WORK TO COMPLETE :: Locate the lines where "іздеушілерден" occurs and copy them as they stand.

— begin ENTRIES SUPPLIED —

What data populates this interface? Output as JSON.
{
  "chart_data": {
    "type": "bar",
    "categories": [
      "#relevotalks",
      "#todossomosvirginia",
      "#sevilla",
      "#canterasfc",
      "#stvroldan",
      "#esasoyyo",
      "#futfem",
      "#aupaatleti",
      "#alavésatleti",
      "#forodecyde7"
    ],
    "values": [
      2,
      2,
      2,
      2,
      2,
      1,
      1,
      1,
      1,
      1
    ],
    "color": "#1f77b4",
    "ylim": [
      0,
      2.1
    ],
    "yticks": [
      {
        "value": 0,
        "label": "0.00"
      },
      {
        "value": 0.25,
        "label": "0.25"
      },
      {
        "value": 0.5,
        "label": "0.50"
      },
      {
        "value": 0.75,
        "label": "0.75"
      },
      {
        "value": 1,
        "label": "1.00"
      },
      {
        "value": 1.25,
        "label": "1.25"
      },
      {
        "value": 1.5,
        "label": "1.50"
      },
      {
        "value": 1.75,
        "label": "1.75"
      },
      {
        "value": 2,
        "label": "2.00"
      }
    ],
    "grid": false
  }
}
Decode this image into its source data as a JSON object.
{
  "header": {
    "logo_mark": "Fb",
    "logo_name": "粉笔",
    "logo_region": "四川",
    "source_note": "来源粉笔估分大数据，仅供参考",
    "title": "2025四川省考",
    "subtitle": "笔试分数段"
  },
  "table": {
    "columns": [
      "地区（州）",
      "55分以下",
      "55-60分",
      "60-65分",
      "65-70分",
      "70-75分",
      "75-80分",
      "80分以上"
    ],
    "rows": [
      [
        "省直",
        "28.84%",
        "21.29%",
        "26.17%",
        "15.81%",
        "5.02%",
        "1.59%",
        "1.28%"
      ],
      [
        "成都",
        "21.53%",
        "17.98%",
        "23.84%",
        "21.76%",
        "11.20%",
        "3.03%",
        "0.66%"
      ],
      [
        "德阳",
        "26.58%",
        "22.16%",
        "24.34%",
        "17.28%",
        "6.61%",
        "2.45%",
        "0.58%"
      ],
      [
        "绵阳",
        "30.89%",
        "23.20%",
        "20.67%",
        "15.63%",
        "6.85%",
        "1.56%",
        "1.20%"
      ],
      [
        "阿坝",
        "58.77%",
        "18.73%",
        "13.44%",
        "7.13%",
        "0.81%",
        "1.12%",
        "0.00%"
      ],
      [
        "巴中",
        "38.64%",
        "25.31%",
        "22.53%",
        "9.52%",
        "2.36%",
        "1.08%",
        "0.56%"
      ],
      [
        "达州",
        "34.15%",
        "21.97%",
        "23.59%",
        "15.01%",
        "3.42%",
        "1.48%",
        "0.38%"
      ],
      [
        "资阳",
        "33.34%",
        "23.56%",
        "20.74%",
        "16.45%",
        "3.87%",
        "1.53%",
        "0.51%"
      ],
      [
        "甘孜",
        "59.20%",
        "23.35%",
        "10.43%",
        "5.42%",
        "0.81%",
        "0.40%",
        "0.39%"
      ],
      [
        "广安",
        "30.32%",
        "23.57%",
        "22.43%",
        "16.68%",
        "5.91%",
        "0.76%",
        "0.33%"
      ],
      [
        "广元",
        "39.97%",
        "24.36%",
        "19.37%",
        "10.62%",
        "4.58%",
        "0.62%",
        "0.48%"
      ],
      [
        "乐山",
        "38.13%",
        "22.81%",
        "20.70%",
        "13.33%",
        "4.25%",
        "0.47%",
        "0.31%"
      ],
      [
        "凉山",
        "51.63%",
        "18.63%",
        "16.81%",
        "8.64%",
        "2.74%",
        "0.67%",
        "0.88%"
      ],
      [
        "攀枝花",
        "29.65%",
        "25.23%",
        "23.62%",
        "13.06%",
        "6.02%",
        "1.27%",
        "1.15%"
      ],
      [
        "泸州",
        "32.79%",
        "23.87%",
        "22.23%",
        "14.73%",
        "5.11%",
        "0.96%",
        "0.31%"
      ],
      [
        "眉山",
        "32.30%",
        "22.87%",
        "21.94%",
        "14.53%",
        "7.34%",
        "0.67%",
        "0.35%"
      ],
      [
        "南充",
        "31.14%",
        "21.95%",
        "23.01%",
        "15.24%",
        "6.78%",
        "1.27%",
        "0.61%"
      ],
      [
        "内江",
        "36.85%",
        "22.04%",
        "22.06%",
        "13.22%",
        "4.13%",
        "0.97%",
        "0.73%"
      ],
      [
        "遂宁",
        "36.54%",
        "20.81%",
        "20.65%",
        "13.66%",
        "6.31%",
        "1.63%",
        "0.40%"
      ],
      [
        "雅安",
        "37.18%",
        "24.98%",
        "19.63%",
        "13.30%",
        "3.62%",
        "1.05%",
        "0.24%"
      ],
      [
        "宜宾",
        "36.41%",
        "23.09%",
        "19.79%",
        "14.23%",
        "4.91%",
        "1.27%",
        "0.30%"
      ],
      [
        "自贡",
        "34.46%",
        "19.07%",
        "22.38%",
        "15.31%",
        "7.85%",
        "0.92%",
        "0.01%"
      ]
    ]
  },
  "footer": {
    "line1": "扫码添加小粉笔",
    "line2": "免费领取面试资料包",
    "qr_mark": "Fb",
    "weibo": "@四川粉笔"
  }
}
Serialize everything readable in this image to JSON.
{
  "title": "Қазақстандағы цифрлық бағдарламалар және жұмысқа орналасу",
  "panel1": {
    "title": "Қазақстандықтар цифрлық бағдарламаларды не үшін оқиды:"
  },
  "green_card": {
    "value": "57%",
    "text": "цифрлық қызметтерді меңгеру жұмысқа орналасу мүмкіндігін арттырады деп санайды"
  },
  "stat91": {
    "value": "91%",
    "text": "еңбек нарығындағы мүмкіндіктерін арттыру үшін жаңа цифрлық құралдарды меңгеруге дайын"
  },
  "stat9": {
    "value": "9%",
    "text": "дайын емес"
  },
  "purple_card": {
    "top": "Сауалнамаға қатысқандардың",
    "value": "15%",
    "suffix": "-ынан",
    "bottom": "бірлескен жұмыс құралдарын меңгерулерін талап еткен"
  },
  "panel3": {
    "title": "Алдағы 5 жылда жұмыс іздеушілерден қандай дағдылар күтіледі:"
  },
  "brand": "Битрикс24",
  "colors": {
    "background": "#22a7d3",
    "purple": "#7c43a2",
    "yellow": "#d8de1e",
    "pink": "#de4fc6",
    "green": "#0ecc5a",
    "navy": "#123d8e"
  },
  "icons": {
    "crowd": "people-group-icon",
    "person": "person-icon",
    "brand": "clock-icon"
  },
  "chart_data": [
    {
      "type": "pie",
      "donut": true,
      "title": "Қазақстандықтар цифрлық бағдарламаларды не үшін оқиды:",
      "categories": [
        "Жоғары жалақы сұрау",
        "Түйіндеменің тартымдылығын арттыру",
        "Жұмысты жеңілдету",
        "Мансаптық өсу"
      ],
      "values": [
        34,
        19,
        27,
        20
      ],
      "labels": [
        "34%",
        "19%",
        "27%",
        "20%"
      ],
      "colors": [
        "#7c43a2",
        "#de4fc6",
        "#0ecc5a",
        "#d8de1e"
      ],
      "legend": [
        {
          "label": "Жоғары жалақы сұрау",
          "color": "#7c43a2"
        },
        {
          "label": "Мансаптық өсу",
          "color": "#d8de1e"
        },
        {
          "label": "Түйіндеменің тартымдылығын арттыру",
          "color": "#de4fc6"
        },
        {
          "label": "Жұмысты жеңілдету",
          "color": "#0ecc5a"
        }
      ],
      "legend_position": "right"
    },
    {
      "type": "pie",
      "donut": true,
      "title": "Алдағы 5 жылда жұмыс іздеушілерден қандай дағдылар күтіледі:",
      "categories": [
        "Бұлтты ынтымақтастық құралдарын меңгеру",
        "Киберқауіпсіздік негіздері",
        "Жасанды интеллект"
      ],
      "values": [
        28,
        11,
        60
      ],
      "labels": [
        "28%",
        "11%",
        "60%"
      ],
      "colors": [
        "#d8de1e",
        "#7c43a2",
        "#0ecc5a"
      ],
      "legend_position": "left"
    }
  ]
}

— end ENTRIES SUPPLIED —

SOLVED PROBLEM ::
    "title": "Алдағы 5 жылда жұмыс іздеушілерден қандай дағдылар күтіледі:"
      "title": "Алдағы 5 жылда жұмыс іздеушілерден қандай дағдылар күтіледі:",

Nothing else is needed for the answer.